• _Task_:
Look for the word "labs" in the entries below, then copy every line that has it.

• _Records for this task_:
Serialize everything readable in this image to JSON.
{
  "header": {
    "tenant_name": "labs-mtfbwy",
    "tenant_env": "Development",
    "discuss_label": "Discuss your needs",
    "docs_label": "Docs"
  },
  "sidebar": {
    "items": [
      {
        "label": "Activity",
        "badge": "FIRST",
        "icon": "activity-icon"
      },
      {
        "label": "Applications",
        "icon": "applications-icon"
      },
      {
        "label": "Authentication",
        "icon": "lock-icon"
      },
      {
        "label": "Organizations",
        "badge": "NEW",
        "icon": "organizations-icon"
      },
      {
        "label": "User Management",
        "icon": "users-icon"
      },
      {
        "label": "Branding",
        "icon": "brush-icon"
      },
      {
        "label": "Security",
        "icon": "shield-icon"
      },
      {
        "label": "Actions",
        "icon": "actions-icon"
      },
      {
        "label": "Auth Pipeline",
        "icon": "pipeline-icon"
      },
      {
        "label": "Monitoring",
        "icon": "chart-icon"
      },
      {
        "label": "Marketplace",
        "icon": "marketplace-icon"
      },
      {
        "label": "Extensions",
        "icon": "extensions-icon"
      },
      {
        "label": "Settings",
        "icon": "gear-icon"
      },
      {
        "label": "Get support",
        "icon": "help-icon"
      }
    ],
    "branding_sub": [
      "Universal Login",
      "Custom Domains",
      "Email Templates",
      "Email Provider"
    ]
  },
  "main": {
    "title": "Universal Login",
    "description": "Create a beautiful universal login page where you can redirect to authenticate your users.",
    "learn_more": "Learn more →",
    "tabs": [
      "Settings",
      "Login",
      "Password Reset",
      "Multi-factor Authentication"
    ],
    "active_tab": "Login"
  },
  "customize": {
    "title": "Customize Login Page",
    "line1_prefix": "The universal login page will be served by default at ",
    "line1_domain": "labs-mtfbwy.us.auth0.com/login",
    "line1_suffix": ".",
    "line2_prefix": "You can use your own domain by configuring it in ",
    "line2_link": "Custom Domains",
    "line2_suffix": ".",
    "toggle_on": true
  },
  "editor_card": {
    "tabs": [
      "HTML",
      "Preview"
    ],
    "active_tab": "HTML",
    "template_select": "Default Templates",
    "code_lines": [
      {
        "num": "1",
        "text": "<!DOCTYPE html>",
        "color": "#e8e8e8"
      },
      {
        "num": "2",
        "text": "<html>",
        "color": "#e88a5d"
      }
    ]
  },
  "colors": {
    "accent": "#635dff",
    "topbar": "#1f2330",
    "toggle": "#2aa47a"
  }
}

• _Written response_:
    "tenant_name": "labs-mtfbwy",
    "line1_domain": "labs-mtfbwy.us.auth0.com/login",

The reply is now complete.